───── Estratto del testo ─────

Per coloro che cercavano stime più precise, i dettagli quantitativi nel report di Morgan Stanley erano però assenti. La conclusione di un impatto "limitato" era presentata come una valutazione strategica, non come un modello matematico. A colmare questa lacuna ci ha pensato Citi, con un'analisi che ha offerto l'aritmetica precisa dello scenario peggiore.
Ipotizzando un blocco totale dell'apertura di nuovi conti per clienti non residenti cinesi, Citi ha stimato che i ricavi di HSBC nel 2028 potrebbero calare di circa 1 miliardo di dollari, una cifra che rappresenta all'incirca il 2% dell'utile ante imposte del gruppo . Per Standard Chartered, l'esposizione è risultata ancora più contenuta, scendendo a circa 200 milioni di dollari nello stesso scenario di crescita zero
. Queste cifre hanno ridimensionato il crollo di capitalizzazione di mercato, dipingendolo come una reazione sproporzionata.
La svendita che ha innescato questa raffica di report è stata severa. Le azioni di Standard Chartered sono scivolate del 6%, HSBC ha perso il 4% e Prudential è crollata del 6,5% subito dopo la notizia che gli istituti avevano bloccato l'apertura di conti a Hong Kong per i clienti della Cina continentale .
Di fronte alle perdite miliardarie, Morgan Stanley non è stata la sola a correre in difesa delle banche. Anche JPMorgan è intervenuta, sostenendo che, sebbene l'inasprimento normativo su titoli, futures e fondi avesse pesato sul sentiment, "l'impatto effettivo sui fondamentali sarà probabilmente limitato" . JPMorgan ha ribadito il suo rating "Overweight" (sovrappesare in portafoglio) su entrambi i titoli, allineandosi alla visione di Morgan Stanley che la correzione delle valutazioni fosse più un'opportunità di acquisto che un segnale d'allarme
.

─────

Domande da svolgere:
1. Di quanto sono calate le azioni di Prudential secondo l'estratto?
2. Riscrivi l'estratto da "Per coloro che" fino a "una reazione sproporzionata." incluso, mettendo "Citigroup" al posto di "Citi".

───── Materiale mostrato ─────

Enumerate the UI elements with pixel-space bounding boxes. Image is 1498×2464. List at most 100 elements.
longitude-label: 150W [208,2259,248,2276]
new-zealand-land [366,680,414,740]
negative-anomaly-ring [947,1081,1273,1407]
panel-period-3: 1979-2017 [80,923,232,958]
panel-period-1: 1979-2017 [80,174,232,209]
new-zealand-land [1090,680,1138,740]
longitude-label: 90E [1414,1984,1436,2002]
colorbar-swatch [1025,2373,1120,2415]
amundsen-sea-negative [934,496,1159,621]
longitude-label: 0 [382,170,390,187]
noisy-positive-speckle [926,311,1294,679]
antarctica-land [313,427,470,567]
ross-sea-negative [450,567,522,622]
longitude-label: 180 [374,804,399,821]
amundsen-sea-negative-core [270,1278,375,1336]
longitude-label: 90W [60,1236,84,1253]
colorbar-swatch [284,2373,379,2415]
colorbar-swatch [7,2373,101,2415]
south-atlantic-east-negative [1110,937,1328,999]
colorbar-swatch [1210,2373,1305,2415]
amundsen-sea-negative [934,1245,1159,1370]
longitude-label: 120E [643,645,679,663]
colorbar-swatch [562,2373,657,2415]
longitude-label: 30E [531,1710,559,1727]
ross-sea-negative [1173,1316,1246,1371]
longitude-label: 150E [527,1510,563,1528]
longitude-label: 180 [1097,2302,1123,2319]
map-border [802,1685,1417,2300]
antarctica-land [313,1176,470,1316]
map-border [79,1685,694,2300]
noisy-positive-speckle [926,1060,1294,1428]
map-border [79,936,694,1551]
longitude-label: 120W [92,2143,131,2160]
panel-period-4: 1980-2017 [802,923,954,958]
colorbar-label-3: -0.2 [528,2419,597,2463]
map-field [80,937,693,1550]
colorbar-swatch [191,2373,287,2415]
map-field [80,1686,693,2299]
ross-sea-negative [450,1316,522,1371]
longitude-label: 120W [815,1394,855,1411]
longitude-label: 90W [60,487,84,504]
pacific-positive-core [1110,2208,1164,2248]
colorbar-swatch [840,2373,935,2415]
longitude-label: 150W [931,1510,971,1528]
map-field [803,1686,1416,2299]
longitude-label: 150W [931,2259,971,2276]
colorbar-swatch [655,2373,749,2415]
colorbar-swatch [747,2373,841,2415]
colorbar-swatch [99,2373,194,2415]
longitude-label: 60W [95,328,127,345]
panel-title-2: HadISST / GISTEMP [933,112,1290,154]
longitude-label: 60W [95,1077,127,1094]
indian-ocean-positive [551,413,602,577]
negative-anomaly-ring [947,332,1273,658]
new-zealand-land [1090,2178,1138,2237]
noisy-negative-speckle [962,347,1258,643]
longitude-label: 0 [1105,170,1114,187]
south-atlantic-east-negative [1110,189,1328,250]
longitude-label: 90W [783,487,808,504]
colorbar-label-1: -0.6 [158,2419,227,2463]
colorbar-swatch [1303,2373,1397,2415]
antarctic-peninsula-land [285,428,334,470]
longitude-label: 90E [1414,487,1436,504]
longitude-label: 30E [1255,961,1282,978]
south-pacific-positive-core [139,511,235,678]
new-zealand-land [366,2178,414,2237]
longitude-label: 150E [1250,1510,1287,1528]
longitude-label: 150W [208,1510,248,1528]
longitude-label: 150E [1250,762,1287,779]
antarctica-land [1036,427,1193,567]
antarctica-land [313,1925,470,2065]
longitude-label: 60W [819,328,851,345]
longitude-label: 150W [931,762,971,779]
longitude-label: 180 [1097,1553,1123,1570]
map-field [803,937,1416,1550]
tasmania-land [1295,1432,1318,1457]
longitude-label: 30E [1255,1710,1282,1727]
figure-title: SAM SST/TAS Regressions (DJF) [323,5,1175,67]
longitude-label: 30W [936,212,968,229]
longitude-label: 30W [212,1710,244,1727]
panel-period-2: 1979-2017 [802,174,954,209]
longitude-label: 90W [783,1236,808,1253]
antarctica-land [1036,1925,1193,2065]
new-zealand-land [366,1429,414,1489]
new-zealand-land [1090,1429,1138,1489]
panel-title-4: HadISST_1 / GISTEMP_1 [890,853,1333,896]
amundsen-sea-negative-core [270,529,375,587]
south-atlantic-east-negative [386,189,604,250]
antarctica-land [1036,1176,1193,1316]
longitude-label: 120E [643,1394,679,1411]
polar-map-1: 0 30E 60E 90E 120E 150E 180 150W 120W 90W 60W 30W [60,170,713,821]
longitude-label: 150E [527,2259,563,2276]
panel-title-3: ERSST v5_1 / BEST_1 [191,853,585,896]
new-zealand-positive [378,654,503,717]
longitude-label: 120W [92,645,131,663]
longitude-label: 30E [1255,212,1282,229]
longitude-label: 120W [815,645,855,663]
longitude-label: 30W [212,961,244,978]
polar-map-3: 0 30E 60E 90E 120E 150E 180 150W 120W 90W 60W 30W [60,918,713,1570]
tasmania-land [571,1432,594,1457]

─────

Risposte punto per punto:
1. Le azioni di Prudential sono crollate del 6,5%.

2.
Per coloro che cercavano stime più precise, i dettagli quantitativi nel report di Morgan Stanley erano però assenti. La conclusione di un impatto "limitato" era presentata come una valutazione strategica, non come un modello matematico. A colmare questa lacuna ci ha pensato Citigroup, con un'analisi che ha offerto l'aritmetica precisa dello scenario peggiore.
Ipotizzando un blocco totale dell'apertura di nuovi conti per clienti non residenti cinesi, Citigroup ha stimato che i ricavi di HSBC nel 2028 potrebbero calare di circa 1 miliardo di dollari, una cifra che rappresenta all'incirca il 2% dell'utile ante imposte del gruppo . Per Standard Chartered, l'esposizione è risultata ancora più contenuta, scendendo a circa 200 milioni di dollari nello stesso scenario di crescita zero
. Queste cifre hanno ridimensionato il crollo di capitalizzazione di mercato, dipingendolo come una reazione sproporzionata.